─── Given data ───

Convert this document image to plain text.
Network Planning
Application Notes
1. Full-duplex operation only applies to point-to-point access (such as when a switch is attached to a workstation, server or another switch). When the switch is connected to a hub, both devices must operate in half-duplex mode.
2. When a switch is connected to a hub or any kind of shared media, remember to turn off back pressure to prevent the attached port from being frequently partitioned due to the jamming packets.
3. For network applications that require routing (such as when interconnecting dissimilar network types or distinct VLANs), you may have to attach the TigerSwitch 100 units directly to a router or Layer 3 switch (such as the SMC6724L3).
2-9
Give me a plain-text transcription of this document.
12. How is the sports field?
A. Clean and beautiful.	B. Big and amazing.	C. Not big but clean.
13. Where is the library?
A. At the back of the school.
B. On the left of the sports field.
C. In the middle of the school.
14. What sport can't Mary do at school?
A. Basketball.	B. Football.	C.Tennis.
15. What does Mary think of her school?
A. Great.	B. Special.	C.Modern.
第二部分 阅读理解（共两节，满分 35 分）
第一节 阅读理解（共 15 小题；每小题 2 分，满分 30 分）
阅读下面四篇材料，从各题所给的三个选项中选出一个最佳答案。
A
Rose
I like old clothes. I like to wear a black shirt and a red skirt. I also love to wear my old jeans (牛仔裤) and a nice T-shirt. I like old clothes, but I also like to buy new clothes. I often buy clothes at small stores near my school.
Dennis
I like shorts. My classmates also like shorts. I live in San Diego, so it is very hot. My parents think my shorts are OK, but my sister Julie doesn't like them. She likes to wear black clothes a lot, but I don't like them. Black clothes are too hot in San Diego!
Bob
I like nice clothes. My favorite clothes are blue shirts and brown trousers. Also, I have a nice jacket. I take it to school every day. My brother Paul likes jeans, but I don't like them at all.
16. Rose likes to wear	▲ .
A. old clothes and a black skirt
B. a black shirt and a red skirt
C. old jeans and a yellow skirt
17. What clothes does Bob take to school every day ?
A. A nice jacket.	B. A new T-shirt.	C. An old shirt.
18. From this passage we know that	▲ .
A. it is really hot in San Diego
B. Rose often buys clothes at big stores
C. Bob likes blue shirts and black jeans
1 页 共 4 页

───

▶ **Stated exercise**
Take every line containing the word "field" and copy it.

▶ **Answer to this task**
12. How is the sports field?
B. On the left of the sports field.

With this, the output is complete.